» Task objective: Out of the lines in this data, how many include "Fruit"? Give the number and nothing else.

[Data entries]
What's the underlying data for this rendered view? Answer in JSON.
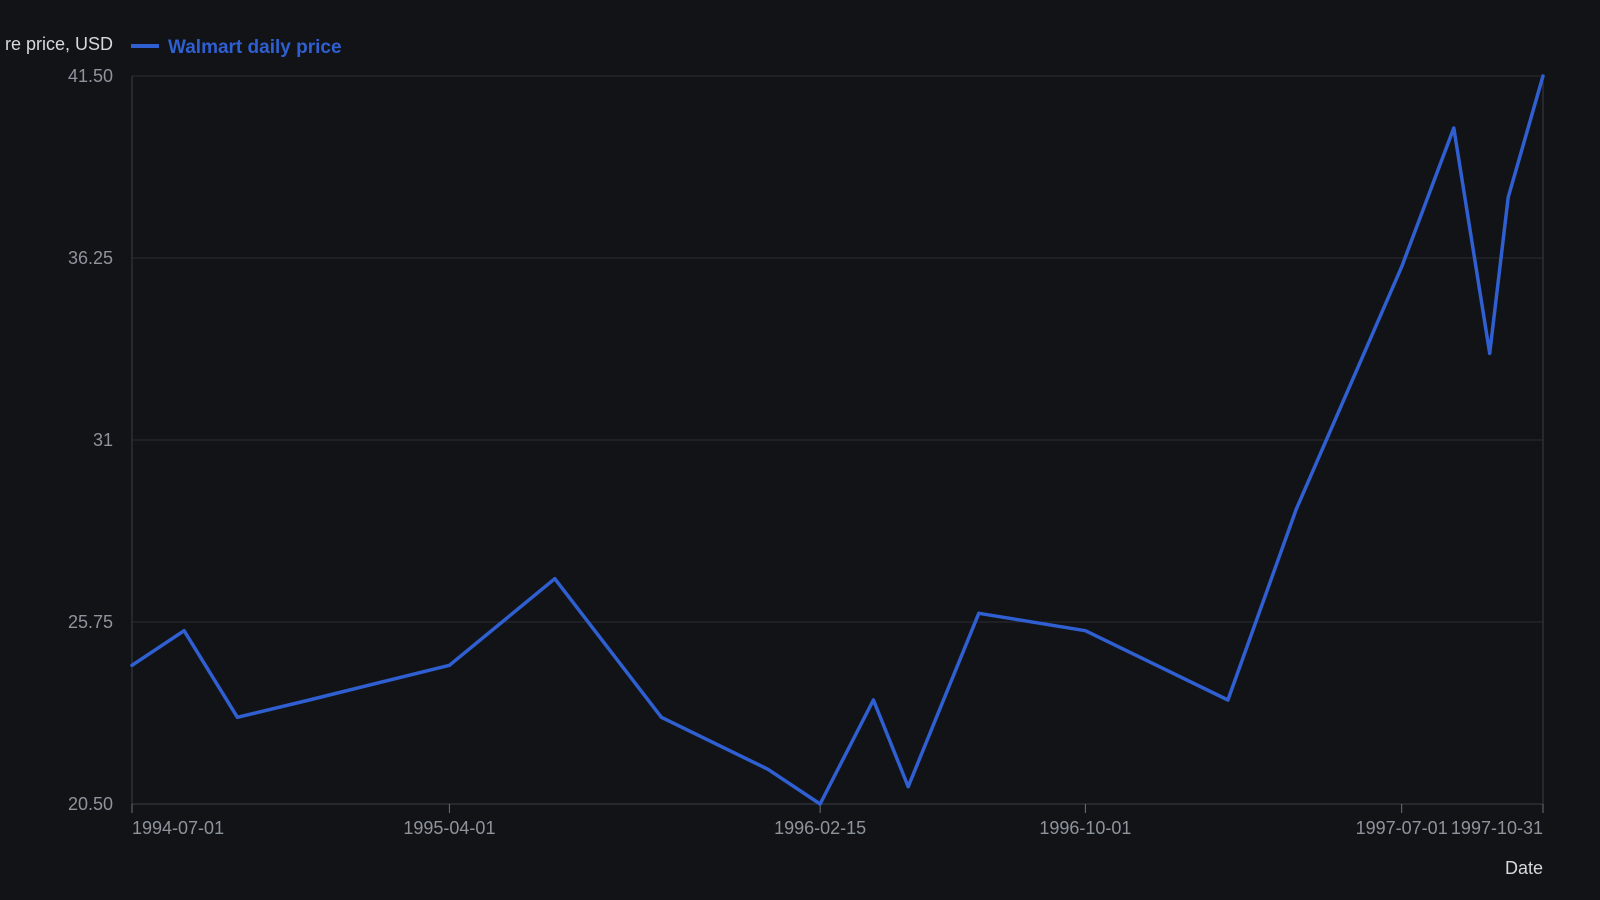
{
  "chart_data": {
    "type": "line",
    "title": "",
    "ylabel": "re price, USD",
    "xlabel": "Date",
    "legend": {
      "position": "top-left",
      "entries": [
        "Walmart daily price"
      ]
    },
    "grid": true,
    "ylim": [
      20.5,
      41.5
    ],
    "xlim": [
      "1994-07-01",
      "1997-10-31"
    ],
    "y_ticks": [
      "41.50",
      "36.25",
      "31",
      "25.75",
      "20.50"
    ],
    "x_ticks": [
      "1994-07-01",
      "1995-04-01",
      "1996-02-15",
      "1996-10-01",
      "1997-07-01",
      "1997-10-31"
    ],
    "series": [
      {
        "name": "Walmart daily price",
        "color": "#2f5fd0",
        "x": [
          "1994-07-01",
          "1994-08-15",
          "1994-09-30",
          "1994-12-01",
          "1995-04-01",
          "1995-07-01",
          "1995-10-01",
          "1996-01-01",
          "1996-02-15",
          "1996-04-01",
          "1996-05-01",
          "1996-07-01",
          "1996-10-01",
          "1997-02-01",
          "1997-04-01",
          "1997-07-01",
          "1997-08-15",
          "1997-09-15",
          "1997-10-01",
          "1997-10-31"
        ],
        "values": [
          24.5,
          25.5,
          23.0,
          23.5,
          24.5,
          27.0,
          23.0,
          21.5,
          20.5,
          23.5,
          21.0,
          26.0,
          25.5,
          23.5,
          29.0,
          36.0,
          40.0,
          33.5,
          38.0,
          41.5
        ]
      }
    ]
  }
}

==

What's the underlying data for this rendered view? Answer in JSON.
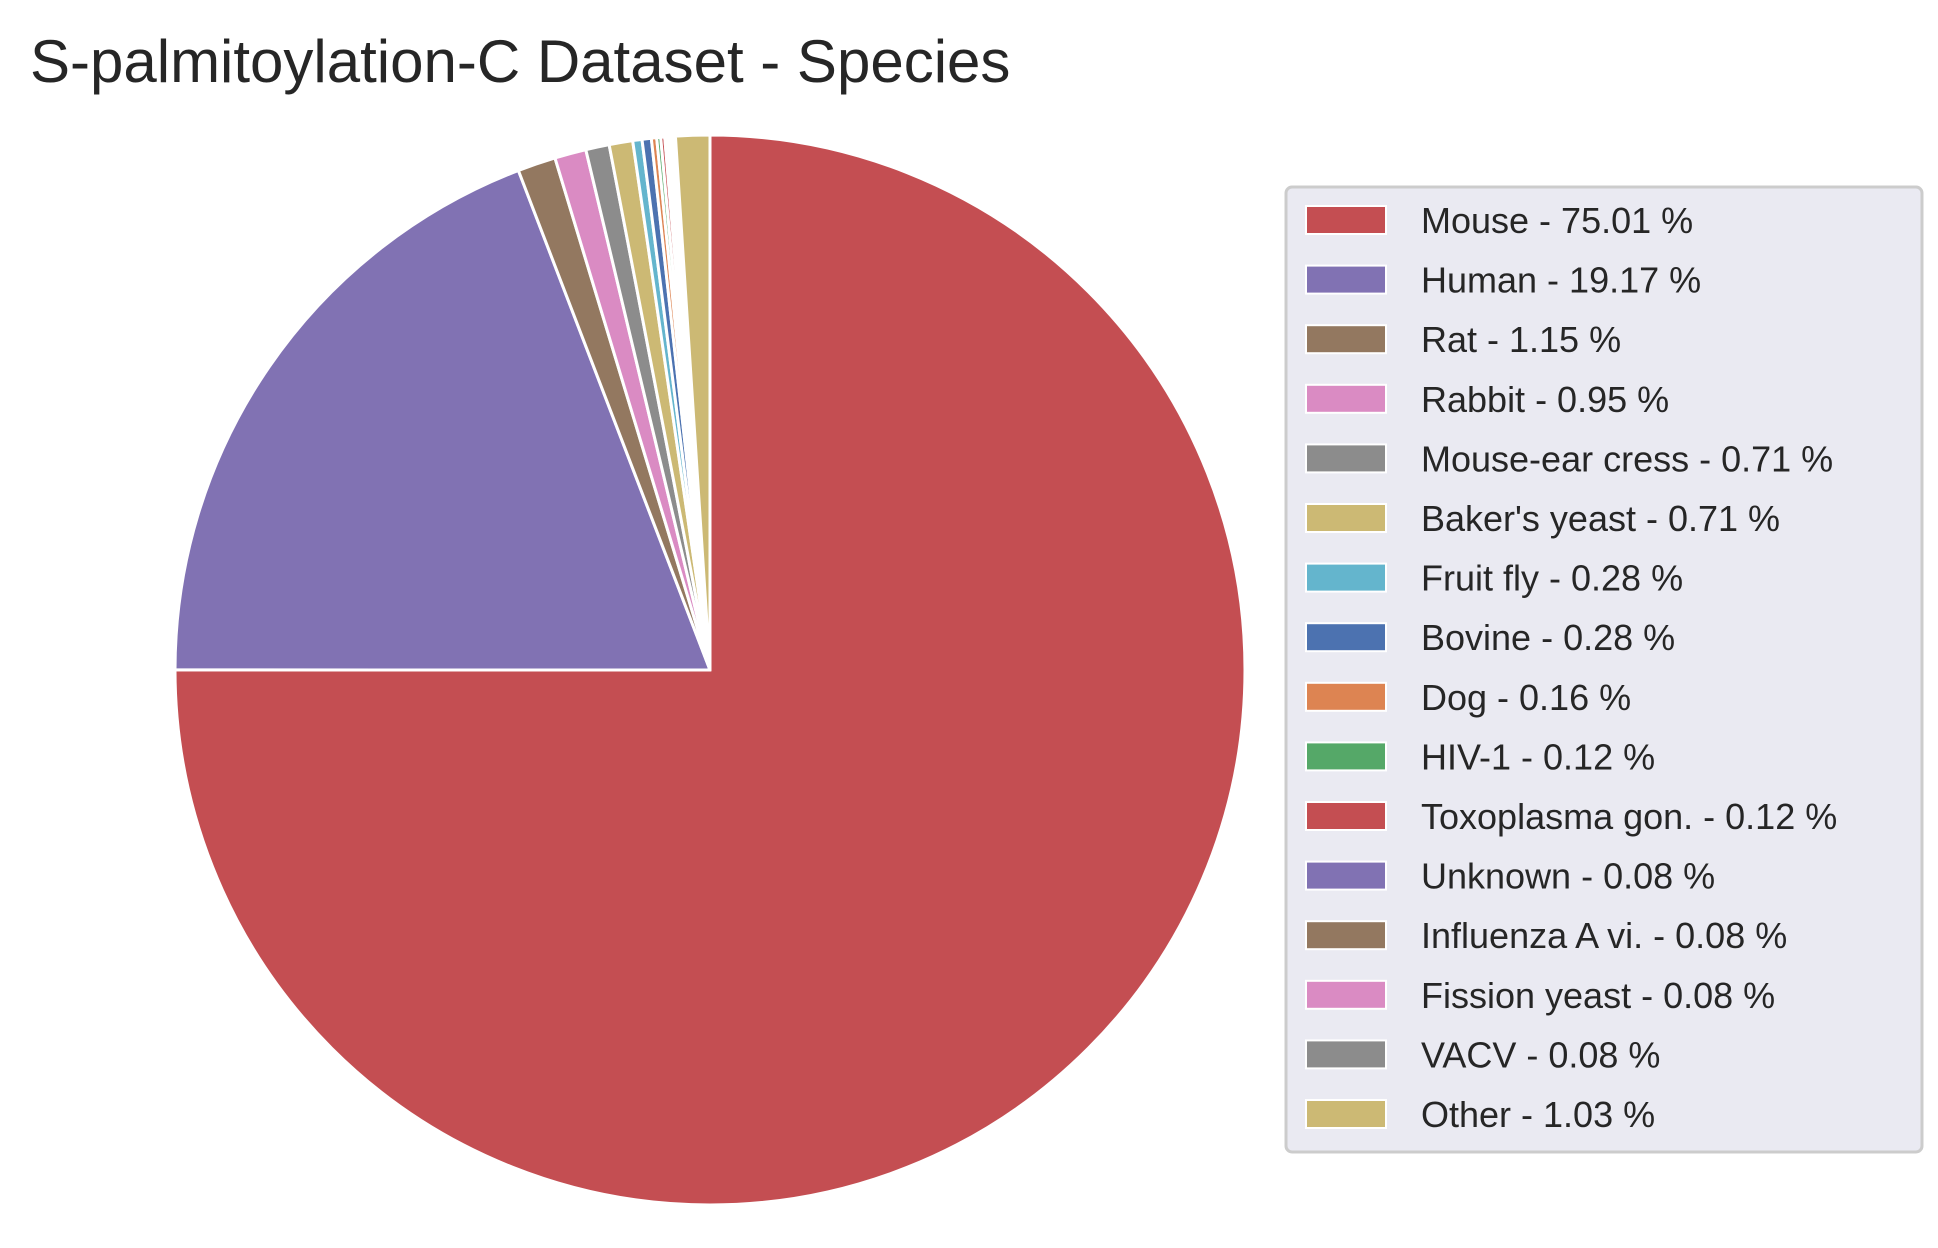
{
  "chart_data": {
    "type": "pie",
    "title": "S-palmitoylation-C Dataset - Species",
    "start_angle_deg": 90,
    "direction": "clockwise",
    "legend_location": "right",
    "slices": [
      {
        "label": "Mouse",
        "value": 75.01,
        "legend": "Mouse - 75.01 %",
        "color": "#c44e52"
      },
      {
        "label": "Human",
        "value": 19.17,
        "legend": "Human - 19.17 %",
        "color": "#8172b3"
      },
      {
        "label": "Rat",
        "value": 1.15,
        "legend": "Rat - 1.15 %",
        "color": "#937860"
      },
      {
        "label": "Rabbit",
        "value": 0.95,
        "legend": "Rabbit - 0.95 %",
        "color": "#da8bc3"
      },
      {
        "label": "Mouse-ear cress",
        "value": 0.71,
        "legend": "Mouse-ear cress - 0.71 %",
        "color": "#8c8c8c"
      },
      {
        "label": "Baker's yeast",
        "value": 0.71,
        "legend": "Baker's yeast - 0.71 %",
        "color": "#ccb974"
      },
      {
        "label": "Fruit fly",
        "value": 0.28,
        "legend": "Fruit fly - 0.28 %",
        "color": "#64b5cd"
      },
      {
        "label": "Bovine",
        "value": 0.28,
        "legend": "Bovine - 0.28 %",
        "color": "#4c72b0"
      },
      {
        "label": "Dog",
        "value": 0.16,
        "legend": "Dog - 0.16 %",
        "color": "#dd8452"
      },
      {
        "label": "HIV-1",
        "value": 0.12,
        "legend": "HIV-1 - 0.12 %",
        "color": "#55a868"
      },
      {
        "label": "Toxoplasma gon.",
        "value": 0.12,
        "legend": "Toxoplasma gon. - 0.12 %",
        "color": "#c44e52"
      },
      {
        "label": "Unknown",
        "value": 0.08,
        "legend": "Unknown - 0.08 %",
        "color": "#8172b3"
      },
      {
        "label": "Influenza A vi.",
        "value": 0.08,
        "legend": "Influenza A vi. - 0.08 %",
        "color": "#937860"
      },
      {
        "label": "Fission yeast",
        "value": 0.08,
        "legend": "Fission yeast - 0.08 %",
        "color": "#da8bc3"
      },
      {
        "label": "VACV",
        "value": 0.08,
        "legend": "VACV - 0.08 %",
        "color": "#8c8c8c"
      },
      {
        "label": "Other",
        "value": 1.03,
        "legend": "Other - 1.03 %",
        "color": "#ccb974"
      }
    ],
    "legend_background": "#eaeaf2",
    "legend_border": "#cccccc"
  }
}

---

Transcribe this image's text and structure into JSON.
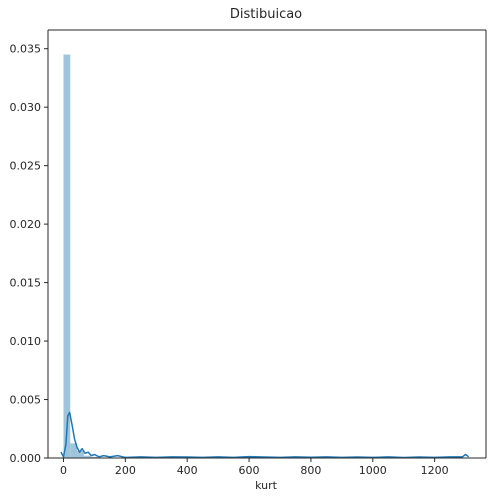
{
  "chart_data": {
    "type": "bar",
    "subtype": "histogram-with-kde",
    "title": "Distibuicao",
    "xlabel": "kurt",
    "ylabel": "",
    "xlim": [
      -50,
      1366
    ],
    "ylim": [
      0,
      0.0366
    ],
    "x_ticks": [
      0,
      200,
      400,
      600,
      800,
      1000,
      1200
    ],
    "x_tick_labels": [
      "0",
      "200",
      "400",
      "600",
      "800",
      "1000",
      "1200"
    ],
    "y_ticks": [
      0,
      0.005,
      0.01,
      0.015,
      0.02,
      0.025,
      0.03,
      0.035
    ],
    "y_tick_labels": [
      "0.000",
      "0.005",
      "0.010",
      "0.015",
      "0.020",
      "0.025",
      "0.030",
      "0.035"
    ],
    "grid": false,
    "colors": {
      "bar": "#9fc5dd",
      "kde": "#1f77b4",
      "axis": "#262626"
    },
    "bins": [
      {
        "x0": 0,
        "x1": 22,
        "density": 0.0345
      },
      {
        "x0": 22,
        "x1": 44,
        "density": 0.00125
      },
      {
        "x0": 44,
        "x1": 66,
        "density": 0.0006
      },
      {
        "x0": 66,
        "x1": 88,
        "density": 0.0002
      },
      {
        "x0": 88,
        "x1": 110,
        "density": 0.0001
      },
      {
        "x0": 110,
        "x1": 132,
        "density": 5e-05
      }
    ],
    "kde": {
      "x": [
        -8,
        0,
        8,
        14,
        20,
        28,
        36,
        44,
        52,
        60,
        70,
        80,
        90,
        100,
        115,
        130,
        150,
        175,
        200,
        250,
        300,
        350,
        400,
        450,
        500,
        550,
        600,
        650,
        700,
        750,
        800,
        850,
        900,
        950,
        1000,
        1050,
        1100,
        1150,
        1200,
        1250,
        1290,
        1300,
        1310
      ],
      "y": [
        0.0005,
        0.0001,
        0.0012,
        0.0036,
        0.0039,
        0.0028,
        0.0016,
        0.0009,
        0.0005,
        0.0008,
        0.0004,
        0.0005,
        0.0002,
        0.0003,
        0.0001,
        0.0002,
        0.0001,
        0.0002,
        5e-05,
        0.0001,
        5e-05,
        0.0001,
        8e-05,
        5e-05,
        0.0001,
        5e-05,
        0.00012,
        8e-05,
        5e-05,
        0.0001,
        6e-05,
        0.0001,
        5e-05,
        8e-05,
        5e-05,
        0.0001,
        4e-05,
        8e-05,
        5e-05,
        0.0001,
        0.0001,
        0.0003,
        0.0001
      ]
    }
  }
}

» Response to the exercise: 2